--- Begin ---

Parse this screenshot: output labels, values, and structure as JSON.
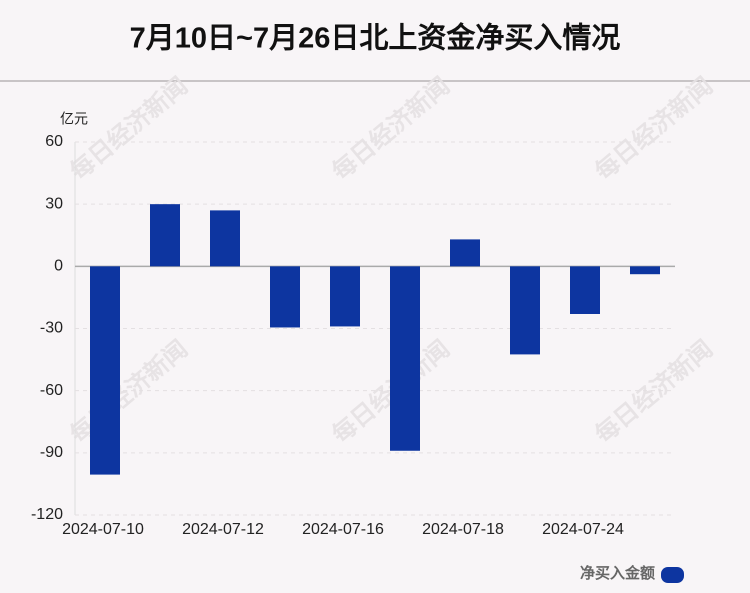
{
  "chart_data": {
    "type": "bar",
    "title": "7月10日~7月26日北上资金净买入情况",
    "y_unit": "亿元",
    "watermark": "每日经济新闻",
    "categories": [
      "2024-07-10",
      null,
      "2024-07-12",
      null,
      "2024-07-16",
      null,
      "2024-07-18",
      null,
      "2024-07-24",
      null
    ],
    "series": [
      {
        "name": "净买入金额",
        "color": "#0d35a0",
        "values": [
          -100.5,
          30,
          27,
          -29.5,
          -29,
          -89,
          13,
          -42.5,
          -23,
          -3.8
        ]
      }
    ],
    "ylim": [
      -120,
      60
    ],
    "yticks": [
      -120,
      -90,
      -60,
      -30,
      0,
      30,
      60
    ],
    "grid": true,
    "legend": "bottom-right"
  }
}
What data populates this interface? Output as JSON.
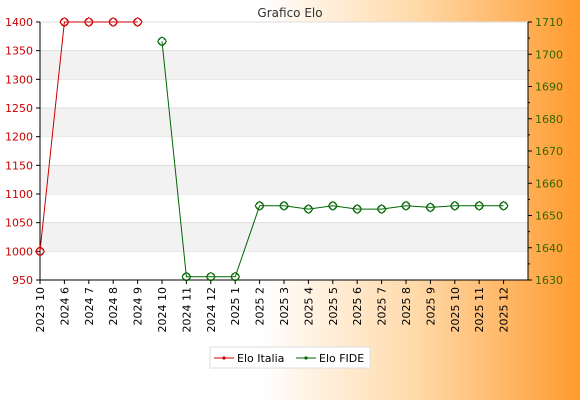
{
  "chart_data": {
    "type": "line",
    "title": "Grafico Elo",
    "categories": [
      "2023 10",
      "2024 6",
      "2024 7",
      "2024 8",
      "2024 9",
      "2024 10",
      "2024 11",
      "2024 12",
      "2025 1",
      "2025 2",
      "2025 3",
      "2025 4",
      "2025 5",
      "2025 6",
      "2025 7",
      "2025 8",
      "2025 9",
      "2025 10",
      "2025 11",
      "2025 12"
    ],
    "left_axis": {
      "ylim": [
        950,
        1400
      ],
      "ticks": [
        "950",
        "1000",
        "1050",
        "1100",
        "1150",
        "1200",
        "1250",
        "1300",
        "1350",
        "1400"
      ],
      "color": "#cc0000"
    },
    "right_axis": {
      "ylim": [
        1630,
        1710
      ],
      "ticks": [
        "1630",
        "1640",
        "1650",
        "1660",
        "1670",
        "1680",
        "1690",
        "1700",
        "1710"
      ],
      "color": "#336600"
    },
    "series": [
      {
        "name": "Elo Italia",
        "axis": "left",
        "color": "#cc0000",
        "values": [
          1000,
          1400,
          1400,
          1400,
          1400,
          null,
          null,
          null,
          null,
          null,
          null,
          null,
          null,
          null,
          null,
          null,
          null,
          null,
          null,
          null
        ]
      },
      {
        "name": "Elo FIDE",
        "axis": "right",
        "color": "#006600",
        "values": [
          null,
          null,
          null,
          null,
          null,
          1704,
          1631,
          1631,
          1631,
          1653,
          1653,
          1652,
          1653,
          1652,
          1652,
          1653,
          1652.5,
          1653,
          1653,
          1653
        ]
      }
    ],
    "grid": true,
    "legend_position": "bottom-center"
  }
}
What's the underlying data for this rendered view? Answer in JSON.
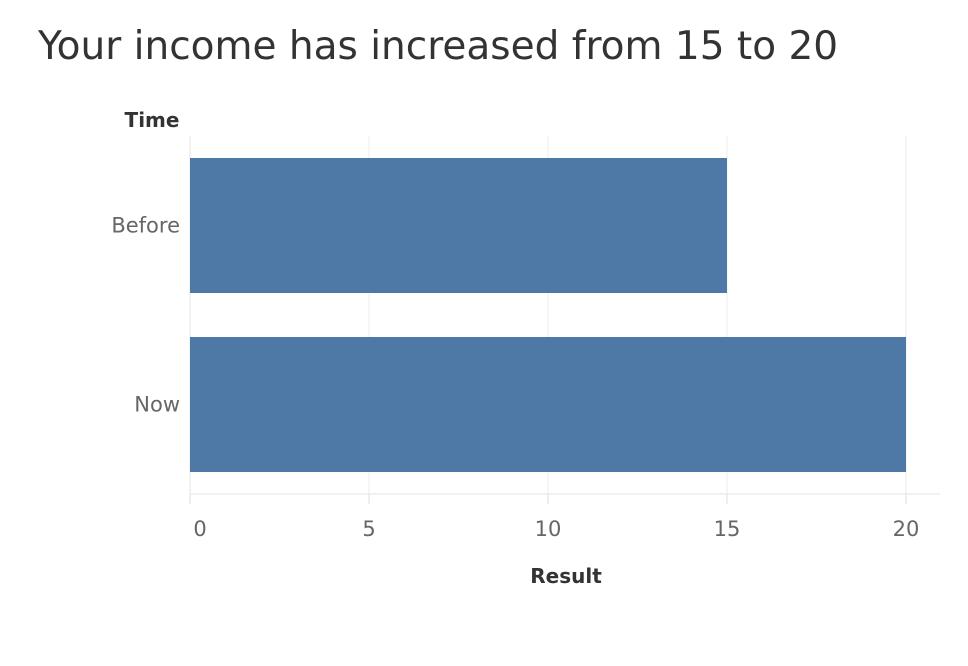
{
  "chart_data": {
    "type": "bar",
    "orientation": "horizontal",
    "title": "Your income has increased from 15 to 20",
    "categories": [
      "Before",
      "Now"
    ],
    "values": [
      15,
      20
    ],
    "xlabel": "Result",
    "ylabel": "Time",
    "xlim": [
      0,
      20
    ],
    "xticks": [
      0,
      5,
      10,
      15,
      20
    ],
    "grid": true,
    "bar_color": "#4e79a7"
  }
}
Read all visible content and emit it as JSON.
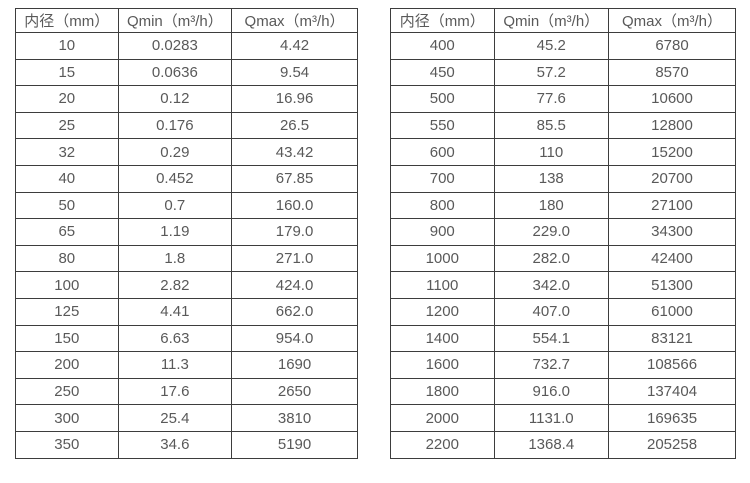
{
  "colors": {
    "background": "#ffffff",
    "border": "#3d3d3d",
    "text": "#595959"
  },
  "tables": [
    {
      "id": "flow-table-small-diameters",
      "headers": [
        "内径（mm）",
        "Qmin（m³/h）",
        "Qmax（m³/h）"
      ],
      "rows": [
        [
          "10",
          "0.0283",
          "4.42"
        ],
        [
          "15",
          "0.0636",
          "9.54"
        ],
        [
          "20",
          "0.12",
          "16.96"
        ],
        [
          "25",
          "0.176",
          "26.5"
        ],
        [
          "32",
          "0.29",
          "43.42"
        ],
        [
          "40",
          "0.452",
          "67.85"
        ],
        [
          "50",
          "0.7",
          "160.0"
        ],
        [
          "65",
          "1.19",
          "179.0"
        ],
        [
          "80",
          "1.8",
          "271.0"
        ],
        [
          "100",
          "2.82",
          "424.0"
        ],
        [
          "125",
          "4.41",
          "662.0"
        ],
        [
          "150",
          "6.63",
          "954.0"
        ],
        [
          "200",
          "11.3",
          "1690"
        ],
        [
          "250",
          "17.6",
          "2650"
        ],
        [
          "300",
          "25.4",
          "3810"
        ],
        [
          "350",
          "34.6",
          "5190"
        ]
      ]
    },
    {
      "id": "flow-table-large-diameters",
      "headers": [
        "内径（mm）",
        "Qmin（m³/h）",
        "Qmax（m³/h）"
      ],
      "rows": [
        [
          "400",
          "45.2",
          "6780"
        ],
        [
          "450",
          "57.2",
          "8570"
        ],
        [
          "500",
          "77.6",
          "10600"
        ],
        [
          "550",
          "85.5",
          "12800"
        ],
        [
          "600",
          "110",
          "15200"
        ],
        [
          "700",
          "138",
          "20700"
        ],
        [
          "800",
          "180",
          "27100"
        ],
        [
          "900",
          "229.0",
          "34300"
        ],
        [
          "1000",
          "282.0",
          "42400"
        ],
        [
          "1100",
          "342.0",
          "51300"
        ],
        [
          "1200",
          "407.0",
          "61000"
        ],
        [
          "1400",
          "554.1",
          "83121"
        ],
        [
          "1600",
          "732.7",
          "108566"
        ],
        [
          "1800",
          "916.0",
          "137404"
        ],
        [
          "2000",
          "1131.0",
          "169635"
        ],
        [
          "2200",
          "1368.4",
          "205258"
        ]
      ]
    }
  ]
}
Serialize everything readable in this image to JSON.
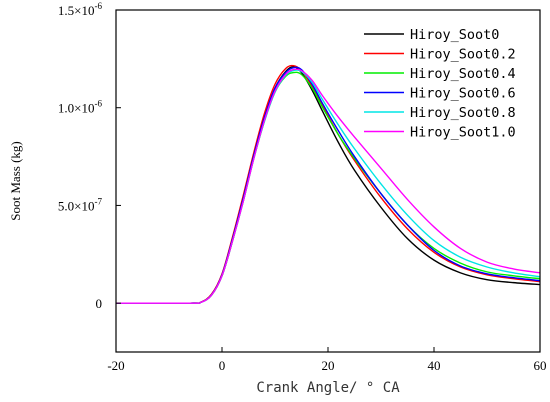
{
  "chart_data": {
    "type": "line",
    "title": "",
    "xlabel": "Crank Angle/ ° CA",
    "ylabel": "Soot Mass (kg)",
    "xlim": [
      -20,
      60
    ],
    "ylim": [
      -2.5e-07,
      1.5e-06
    ],
    "x_ticks": [
      -20,
      0,
      20,
      40,
      60
    ],
    "x_tick_labels": [
      "-20",
      "0",
      "20",
      "40",
      "60"
    ],
    "y_ticks": [
      0,
      5e-07,
      1e-06,
      1.5e-06
    ],
    "y_tick_labels": [
      {
        "mantissa": "0",
        "exp": ""
      },
      {
        "mantissa": "5.0×10",
        "exp": "-7"
      },
      {
        "mantissa": "1.0×10",
        "exp": "-6"
      },
      {
        "mantissa": "1.5×10",
        "exp": "-6"
      }
    ],
    "grid": false,
    "legend_position": "top-right",
    "x": [
      -20,
      -6,
      -4,
      -2,
      0,
      2,
      4,
      6,
      8,
      10,
      12,
      13.5,
      15,
      17,
      19,
      22,
      25,
      30,
      35,
      40,
      45,
      50,
      55,
      60
    ],
    "series": [
      {
        "name": "Hiroy_Soot0",
        "color": "#000000",
        "values": [
          0,
          0,
          5e-09,
          4e-08,
          1.4e-07,
          3.2e-07,
          5.3e-07,
          7.5e-07,
          9.5e-07,
          1.1e-06,
          1.185e-06,
          1.21e-06,
          1.18e-06,
          1.09e-06,
          9.8e-07,
          8.2e-07,
          6.8e-07,
          4.9e-07,
          3.3e-07,
          2.2e-07,
          1.55e-07,
          1.2e-07,
          1.05e-07,
          9.5e-08
        ]
      },
      {
        "name": "Hiroy_Soot0.2",
        "color": "#ff0000",
        "values": [
          0,
          0,
          5e-09,
          4.5e-08,
          1.5e-07,
          3.4e-07,
          5.5e-07,
          7.7e-07,
          9.7e-07,
          1.12e-06,
          1.2e-06,
          1.215e-06,
          1.19e-06,
          1.11e-06,
          1.01e-06,
          8.6e-07,
          7.3e-07,
          5.4e-07,
          3.8e-07,
          2.6e-07,
          1.85e-07,
          1.45e-07,
          1.25e-07,
          1.1e-07
        ]
      },
      {
        "name": "Hiroy_Soot0.4",
        "color": "#00ee00",
        "values": [
          0,
          0,
          4e-09,
          4e-08,
          1.4e-07,
          3.2e-07,
          5.2e-07,
          7.4e-07,
          9.3e-07,
          1.08e-06,
          1.16e-06,
          1.18e-06,
          1.17e-06,
          1.1e-06,
          1e-06,
          8.6e-07,
          7.4e-07,
          5.6e-07,
          4e-07,
          2.8e-07,
          2.05e-07,
          1.6e-07,
          1.4e-07,
          1.25e-07
        ]
      },
      {
        "name": "Hiroy_Soot0.6",
        "color": "#0000ff",
        "values": [
          0,
          0,
          4e-09,
          4.2e-08,
          1.45e-07,
          3.3e-07,
          5.35e-07,
          7.55e-07,
          9.5e-07,
          1.1e-06,
          1.18e-06,
          1.205e-06,
          1.195e-06,
          1.12e-06,
          1.02e-06,
          8.8e-07,
          7.5e-07,
          5.6e-07,
          4e-07,
          2.7e-07,
          1.9e-07,
          1.5e-07,
          1.3e-07,
          1.15e-07
        ]
      },
      {
        "name": "Hiroy_Soot0.8",
        "color": "#00e5e5",
        "values": [
          0,
          0,
          4e-09,
          4e-08,
          1.4e-07,
          3.2e-07,
          5.2e-07,
          7.4e-07,
          9.3e-07,
          1.08e-06,
          1.165e-06,
          1.19e-06,
          1.185e-06,
          1.13e-06,
          1.04e-06,
          9.1e-07,
          7.9e-07,
          6.1e-07,
          4.5e-07,
          3.2e-07,
          2.35e-07,
          1.85e-07,
          1.55e-07,
          1.35e-07
        ]
      },
      {
        "name": "Hiroy_Soot1.0",
        "color": "#ff00ff",
        "values": [
          0,
          0,
          4e-09,
          4e-08,
          1.4e-07,
          3.2e-07,
          5.2e-07,
          7.4e-07,
          9.35e-07,
          1.085e-06,
          1.17e-06,
          1.195e-06,
          1.19e-06,
          1.14e-06,
          1.06e-06,
          9.5e-07,
          8.5e-07,
          6.9e-07,
          5.3e-07,
          3.9e-07,
          2.8e-07,
          2.1e-07,
          1.75e-07,
          1.55e-07
        ]
      }
    ]
  }
}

--- End ---

## Set exercise
In the records shown above, how many lines include the word "diameters"? Answer with the number only.

## Exercise result
2